_Required task_. Answer with one number only: the number of lines that include the word "this".

_Data shown_.

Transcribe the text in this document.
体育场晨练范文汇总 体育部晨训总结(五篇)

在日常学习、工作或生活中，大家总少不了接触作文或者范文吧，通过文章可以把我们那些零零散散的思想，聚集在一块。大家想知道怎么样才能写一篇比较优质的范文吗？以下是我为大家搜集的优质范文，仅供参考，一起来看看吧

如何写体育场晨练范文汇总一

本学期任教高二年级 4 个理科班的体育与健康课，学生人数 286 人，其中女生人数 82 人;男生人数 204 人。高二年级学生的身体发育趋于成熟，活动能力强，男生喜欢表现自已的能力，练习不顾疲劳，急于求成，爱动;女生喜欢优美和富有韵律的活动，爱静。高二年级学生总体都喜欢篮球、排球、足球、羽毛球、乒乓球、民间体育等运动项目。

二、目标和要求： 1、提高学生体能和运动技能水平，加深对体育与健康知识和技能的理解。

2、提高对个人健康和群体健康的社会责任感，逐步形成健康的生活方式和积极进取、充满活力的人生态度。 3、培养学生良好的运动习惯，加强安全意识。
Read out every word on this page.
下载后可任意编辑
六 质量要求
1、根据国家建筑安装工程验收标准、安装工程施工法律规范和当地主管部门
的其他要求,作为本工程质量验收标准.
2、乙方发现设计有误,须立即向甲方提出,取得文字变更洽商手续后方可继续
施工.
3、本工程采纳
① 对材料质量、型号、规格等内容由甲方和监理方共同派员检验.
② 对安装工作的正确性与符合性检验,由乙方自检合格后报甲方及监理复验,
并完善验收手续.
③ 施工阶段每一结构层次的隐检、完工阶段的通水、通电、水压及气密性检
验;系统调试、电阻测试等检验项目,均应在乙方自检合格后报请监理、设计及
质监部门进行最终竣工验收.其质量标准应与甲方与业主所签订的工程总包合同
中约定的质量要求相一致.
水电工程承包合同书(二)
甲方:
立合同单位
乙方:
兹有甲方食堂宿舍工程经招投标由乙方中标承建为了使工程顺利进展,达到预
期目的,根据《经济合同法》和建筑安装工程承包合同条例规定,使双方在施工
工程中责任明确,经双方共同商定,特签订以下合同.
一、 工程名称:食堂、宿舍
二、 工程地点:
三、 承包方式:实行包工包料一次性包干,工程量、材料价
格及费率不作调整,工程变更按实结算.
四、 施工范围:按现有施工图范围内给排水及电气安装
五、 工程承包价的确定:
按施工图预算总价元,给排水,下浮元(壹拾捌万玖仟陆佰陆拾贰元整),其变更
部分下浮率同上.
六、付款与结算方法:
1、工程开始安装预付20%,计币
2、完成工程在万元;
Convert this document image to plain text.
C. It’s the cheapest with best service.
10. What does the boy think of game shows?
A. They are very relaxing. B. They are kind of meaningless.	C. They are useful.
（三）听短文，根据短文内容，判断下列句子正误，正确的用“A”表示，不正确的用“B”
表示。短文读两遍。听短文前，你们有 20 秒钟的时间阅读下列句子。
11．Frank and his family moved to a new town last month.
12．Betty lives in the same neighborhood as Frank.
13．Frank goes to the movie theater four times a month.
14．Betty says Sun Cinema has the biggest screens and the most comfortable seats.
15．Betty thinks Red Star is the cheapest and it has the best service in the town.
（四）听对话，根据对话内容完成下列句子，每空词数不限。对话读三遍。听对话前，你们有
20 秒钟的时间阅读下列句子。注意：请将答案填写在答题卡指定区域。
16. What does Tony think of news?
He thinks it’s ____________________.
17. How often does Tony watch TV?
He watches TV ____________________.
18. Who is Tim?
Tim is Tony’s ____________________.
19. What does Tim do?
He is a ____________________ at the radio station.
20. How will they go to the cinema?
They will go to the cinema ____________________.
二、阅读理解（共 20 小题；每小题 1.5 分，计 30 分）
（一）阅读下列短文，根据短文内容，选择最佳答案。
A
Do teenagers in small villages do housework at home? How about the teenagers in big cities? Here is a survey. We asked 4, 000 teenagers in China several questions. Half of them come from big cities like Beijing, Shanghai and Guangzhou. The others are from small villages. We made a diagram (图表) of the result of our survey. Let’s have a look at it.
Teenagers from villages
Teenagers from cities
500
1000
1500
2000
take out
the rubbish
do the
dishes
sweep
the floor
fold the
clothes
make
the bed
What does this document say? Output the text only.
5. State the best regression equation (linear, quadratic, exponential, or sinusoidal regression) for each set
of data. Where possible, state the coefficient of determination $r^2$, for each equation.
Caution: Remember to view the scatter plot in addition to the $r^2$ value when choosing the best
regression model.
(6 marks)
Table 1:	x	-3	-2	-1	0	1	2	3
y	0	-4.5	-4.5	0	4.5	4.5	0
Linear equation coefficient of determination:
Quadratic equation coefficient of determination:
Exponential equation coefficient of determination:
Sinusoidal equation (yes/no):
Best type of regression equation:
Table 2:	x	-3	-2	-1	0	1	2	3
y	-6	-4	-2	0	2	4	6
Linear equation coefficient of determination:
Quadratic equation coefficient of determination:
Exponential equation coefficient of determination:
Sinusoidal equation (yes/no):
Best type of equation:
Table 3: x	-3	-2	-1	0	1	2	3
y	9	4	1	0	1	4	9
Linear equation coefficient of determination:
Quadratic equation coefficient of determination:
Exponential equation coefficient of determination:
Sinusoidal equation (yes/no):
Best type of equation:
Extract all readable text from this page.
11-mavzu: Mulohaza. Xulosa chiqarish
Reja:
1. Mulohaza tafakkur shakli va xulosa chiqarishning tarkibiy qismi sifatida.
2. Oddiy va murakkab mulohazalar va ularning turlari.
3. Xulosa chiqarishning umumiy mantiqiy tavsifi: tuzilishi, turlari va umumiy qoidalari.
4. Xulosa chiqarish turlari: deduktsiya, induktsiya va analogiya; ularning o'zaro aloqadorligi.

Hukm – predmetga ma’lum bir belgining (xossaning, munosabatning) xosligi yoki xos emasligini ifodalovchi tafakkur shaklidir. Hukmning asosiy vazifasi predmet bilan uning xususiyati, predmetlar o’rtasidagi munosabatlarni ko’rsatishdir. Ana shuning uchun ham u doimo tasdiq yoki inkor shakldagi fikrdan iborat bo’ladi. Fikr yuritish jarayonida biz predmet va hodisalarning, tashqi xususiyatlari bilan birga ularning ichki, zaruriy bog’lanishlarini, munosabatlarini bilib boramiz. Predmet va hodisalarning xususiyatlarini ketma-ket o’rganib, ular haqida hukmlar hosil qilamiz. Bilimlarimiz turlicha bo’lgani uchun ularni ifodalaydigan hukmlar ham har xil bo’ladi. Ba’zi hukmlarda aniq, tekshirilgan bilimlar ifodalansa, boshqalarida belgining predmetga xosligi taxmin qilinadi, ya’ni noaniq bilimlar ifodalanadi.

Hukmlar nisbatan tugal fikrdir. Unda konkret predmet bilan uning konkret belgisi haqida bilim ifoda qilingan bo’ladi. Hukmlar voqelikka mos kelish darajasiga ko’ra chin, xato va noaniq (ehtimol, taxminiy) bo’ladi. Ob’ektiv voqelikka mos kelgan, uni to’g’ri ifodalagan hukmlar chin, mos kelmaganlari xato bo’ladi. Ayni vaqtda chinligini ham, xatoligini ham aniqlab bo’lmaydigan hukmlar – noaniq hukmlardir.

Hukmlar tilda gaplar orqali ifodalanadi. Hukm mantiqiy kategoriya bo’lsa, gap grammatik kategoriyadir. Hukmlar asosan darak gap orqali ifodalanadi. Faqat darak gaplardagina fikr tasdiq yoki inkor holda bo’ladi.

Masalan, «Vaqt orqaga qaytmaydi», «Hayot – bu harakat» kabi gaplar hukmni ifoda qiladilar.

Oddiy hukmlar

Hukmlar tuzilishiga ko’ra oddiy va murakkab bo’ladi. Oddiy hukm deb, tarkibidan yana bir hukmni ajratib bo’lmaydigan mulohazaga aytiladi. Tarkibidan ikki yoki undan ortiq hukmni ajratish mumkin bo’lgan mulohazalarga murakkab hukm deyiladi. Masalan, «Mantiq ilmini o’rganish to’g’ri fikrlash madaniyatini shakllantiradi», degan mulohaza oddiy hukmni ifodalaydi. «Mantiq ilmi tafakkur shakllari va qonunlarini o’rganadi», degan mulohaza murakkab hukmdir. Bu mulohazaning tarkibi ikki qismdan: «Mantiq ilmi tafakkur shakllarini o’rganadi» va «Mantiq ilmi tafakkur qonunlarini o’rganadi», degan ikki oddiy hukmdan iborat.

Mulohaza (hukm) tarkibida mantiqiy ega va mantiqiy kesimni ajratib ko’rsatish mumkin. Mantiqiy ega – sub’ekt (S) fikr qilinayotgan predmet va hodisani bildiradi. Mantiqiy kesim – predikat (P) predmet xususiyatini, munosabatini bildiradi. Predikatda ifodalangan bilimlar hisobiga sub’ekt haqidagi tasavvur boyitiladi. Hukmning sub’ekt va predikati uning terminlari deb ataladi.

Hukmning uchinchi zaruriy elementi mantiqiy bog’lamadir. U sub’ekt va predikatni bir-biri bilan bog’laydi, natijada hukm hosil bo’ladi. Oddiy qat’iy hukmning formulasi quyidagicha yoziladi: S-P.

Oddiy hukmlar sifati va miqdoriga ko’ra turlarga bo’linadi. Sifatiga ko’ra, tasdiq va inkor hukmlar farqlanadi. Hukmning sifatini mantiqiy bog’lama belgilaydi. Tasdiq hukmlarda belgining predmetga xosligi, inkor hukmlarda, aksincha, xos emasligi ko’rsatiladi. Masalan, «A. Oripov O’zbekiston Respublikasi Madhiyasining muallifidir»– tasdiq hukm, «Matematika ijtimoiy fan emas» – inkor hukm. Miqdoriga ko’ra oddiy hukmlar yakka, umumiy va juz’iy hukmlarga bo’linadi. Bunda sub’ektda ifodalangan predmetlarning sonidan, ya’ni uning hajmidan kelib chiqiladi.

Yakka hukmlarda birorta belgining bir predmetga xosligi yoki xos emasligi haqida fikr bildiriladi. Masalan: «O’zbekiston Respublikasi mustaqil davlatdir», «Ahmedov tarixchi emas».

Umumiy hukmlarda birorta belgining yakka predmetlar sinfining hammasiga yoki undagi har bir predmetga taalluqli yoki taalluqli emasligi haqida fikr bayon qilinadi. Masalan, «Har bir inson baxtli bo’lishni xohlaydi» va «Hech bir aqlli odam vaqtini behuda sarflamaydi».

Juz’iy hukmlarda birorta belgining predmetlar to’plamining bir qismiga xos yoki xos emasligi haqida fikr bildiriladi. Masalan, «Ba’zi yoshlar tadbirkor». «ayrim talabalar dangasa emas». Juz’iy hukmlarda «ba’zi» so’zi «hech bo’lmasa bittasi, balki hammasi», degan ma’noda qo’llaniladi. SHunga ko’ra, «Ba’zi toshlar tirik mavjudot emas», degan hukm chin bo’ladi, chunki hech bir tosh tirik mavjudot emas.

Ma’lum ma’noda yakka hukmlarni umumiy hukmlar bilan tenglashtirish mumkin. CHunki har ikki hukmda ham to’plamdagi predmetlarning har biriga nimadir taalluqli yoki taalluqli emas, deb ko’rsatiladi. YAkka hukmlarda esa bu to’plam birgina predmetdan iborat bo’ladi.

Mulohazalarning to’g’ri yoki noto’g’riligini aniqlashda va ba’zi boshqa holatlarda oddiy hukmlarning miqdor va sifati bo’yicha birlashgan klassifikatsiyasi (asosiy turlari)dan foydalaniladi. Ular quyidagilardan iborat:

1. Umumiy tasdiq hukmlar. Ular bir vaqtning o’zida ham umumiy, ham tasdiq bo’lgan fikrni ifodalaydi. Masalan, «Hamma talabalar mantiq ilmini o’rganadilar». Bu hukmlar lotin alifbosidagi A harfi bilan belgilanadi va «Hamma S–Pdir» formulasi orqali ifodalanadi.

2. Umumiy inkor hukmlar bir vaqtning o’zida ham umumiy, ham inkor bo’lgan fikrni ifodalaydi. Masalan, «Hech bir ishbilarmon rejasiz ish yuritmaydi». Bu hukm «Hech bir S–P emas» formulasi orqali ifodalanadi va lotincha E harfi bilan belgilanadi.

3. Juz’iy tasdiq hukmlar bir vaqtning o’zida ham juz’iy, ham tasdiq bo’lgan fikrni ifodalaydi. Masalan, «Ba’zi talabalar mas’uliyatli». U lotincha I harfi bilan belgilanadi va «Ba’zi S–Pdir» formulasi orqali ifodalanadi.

_Exercise answer_. 5